--- START PROVIDED INFORMATION ---

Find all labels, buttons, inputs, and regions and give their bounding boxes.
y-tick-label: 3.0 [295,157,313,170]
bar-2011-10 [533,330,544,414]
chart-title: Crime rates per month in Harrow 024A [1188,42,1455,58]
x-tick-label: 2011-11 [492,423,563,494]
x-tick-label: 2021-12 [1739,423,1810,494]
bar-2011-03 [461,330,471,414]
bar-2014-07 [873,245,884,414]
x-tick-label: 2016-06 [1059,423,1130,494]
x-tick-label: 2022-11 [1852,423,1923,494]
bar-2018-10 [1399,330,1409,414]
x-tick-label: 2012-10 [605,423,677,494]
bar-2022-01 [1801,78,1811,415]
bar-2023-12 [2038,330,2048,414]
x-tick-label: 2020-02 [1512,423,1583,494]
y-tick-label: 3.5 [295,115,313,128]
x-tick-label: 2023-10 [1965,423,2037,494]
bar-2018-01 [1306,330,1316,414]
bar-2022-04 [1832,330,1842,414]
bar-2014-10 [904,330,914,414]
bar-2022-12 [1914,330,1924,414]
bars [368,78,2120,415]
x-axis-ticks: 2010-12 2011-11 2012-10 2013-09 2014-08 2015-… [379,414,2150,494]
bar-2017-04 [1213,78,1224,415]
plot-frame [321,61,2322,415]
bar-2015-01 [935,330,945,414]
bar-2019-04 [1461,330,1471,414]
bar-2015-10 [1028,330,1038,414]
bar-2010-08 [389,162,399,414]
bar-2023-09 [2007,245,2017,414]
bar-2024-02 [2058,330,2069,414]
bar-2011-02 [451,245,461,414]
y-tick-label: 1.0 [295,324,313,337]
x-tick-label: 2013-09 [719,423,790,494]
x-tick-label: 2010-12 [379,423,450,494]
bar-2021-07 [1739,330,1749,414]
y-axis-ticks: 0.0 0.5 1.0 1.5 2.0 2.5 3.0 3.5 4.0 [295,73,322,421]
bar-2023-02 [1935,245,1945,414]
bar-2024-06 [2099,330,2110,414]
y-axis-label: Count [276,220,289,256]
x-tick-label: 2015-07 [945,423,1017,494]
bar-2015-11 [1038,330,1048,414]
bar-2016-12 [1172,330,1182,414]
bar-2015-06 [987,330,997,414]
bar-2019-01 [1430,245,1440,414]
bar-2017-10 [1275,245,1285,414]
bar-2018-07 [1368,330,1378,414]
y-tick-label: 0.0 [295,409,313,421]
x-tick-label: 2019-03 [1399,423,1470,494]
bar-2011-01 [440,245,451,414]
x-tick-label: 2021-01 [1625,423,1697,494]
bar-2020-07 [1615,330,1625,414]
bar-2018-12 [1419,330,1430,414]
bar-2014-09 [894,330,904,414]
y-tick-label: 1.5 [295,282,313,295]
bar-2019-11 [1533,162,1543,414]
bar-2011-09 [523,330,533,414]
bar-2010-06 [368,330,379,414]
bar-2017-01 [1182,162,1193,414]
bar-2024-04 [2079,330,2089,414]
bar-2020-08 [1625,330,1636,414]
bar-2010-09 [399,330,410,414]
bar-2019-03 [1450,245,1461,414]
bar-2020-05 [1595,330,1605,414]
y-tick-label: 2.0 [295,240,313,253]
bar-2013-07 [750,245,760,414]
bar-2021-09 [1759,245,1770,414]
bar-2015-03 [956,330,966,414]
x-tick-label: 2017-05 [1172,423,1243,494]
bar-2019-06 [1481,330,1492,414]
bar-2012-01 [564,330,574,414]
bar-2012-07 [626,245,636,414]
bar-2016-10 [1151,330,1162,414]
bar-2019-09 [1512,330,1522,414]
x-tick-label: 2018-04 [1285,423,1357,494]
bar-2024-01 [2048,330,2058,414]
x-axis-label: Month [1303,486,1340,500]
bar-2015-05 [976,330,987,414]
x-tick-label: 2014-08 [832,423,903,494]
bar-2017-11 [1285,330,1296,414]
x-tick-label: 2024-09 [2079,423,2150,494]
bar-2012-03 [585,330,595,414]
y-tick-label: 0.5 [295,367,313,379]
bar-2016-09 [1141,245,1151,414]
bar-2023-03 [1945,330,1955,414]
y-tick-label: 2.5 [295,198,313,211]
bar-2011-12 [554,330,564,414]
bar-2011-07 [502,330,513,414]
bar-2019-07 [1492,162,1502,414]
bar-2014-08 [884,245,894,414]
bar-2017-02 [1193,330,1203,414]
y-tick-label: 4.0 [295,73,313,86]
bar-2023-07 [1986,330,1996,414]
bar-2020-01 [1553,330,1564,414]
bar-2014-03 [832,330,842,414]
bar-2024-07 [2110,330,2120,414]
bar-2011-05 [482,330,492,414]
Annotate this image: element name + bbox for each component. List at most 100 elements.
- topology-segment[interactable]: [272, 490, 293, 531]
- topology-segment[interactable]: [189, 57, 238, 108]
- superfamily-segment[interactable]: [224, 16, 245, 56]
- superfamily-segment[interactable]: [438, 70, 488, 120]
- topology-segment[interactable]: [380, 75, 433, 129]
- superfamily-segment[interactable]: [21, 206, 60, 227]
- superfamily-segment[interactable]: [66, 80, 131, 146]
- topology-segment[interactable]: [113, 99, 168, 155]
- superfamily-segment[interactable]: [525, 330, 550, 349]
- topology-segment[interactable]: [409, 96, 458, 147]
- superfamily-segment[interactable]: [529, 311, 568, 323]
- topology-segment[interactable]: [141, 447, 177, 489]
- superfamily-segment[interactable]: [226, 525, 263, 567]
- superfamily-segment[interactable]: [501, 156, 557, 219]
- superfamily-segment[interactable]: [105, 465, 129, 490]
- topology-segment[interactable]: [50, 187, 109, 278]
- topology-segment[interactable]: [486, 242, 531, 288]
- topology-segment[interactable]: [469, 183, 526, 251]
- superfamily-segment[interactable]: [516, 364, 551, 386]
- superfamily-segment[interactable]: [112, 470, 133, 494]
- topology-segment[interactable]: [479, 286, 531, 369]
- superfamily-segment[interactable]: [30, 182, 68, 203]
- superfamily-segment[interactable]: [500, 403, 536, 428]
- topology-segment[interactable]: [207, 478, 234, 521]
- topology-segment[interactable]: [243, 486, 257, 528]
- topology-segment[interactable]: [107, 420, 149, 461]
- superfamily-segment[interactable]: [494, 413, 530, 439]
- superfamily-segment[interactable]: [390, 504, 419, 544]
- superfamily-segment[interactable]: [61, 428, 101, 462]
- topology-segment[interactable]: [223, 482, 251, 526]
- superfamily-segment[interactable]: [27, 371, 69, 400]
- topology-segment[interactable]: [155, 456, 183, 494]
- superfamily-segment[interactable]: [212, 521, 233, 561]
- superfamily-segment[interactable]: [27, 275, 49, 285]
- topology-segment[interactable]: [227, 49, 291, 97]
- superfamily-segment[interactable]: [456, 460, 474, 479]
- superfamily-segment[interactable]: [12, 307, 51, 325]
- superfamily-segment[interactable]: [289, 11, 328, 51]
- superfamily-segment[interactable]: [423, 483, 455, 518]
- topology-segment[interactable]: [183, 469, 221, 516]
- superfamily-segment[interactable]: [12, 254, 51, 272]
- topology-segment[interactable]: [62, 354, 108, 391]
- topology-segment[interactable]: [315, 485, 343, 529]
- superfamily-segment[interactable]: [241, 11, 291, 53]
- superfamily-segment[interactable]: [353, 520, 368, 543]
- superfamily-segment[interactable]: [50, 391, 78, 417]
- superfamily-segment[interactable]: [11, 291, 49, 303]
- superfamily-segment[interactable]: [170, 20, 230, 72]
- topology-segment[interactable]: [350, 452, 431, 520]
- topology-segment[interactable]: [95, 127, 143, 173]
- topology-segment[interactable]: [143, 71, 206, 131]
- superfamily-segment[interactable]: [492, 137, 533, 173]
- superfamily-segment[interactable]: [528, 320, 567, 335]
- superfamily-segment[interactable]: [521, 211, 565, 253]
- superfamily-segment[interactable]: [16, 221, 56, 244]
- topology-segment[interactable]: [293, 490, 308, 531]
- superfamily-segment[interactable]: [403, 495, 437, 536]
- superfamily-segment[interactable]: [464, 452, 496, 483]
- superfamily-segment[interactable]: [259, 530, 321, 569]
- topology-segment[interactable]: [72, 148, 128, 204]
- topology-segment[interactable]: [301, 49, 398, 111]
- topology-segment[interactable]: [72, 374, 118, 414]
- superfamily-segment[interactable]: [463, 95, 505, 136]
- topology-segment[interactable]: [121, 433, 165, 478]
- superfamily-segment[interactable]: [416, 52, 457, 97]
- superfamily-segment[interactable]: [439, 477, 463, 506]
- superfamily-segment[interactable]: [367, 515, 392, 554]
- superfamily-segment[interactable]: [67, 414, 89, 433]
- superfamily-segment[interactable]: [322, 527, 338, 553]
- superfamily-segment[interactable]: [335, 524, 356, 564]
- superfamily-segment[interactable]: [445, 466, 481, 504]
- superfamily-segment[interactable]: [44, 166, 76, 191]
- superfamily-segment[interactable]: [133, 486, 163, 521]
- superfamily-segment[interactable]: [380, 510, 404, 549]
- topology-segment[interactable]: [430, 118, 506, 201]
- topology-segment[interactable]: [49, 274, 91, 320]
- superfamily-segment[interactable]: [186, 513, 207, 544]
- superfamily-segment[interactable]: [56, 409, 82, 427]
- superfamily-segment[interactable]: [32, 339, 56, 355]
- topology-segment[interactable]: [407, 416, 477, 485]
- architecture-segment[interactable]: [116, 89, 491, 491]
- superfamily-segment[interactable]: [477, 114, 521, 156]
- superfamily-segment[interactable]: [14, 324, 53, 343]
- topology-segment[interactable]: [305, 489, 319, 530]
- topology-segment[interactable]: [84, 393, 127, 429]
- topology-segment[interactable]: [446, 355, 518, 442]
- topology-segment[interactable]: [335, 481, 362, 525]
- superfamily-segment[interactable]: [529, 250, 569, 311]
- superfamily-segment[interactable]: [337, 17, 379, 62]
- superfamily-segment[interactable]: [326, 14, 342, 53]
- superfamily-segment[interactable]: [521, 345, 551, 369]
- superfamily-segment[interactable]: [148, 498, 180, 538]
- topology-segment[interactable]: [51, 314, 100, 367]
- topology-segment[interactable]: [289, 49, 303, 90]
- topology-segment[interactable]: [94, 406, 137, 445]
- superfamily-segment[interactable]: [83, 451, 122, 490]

--- END PROVIDED INFORMATION ---

_TASK PROMPT_
Which lines in the rows above contain the string `ticks`? Gather every one of them.

_ANSWER TO THIS PROBLEM_
x-axis-ticks: 2010-12 2011-11 2012-10 2013-09 2014-08 2015-… [379,414,2150,494]
y-axis-ticks: 0.0 0.5 1.0 1.5 2.0 2.5 3.0 3.5 4.0 [295,73,322,421]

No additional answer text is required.